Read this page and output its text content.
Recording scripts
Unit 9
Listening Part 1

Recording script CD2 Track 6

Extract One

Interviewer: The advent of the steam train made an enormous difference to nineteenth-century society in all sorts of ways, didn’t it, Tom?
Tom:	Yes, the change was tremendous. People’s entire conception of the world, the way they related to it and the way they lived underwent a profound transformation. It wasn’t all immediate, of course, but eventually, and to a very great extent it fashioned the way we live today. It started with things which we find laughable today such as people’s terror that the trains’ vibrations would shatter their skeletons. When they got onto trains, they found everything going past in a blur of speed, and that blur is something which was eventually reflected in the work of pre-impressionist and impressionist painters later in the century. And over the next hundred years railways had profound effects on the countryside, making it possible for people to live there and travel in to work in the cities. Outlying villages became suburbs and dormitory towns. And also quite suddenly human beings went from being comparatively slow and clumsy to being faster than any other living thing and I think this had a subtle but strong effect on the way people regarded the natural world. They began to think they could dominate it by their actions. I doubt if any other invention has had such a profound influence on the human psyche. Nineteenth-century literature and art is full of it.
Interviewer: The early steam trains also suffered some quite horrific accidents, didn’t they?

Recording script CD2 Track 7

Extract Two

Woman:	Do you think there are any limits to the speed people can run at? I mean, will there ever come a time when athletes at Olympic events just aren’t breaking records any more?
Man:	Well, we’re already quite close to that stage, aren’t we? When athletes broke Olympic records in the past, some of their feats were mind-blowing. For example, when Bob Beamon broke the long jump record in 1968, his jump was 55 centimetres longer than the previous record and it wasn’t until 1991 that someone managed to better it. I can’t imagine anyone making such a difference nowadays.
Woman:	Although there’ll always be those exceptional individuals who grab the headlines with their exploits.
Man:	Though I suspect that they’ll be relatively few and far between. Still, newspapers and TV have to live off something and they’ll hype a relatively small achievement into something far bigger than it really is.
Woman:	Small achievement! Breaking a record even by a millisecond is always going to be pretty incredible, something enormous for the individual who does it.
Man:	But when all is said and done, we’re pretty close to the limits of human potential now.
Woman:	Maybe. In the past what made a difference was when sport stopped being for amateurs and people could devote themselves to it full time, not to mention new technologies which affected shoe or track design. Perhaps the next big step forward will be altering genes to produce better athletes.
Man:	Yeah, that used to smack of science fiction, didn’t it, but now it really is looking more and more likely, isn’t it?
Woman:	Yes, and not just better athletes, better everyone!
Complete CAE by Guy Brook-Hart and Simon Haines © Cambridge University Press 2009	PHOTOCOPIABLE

# # #

### Task prompt
Every line with the word "pretty" in it should be copied from the listing above.

### Exercise solution
Woman:	Small achievement! Breaking a record even by a millisecond is always going to be pretty incredible, something enormous for the individual who does it.
Man:	But when all is said and done, we’re pretty close to the limits of human potential now.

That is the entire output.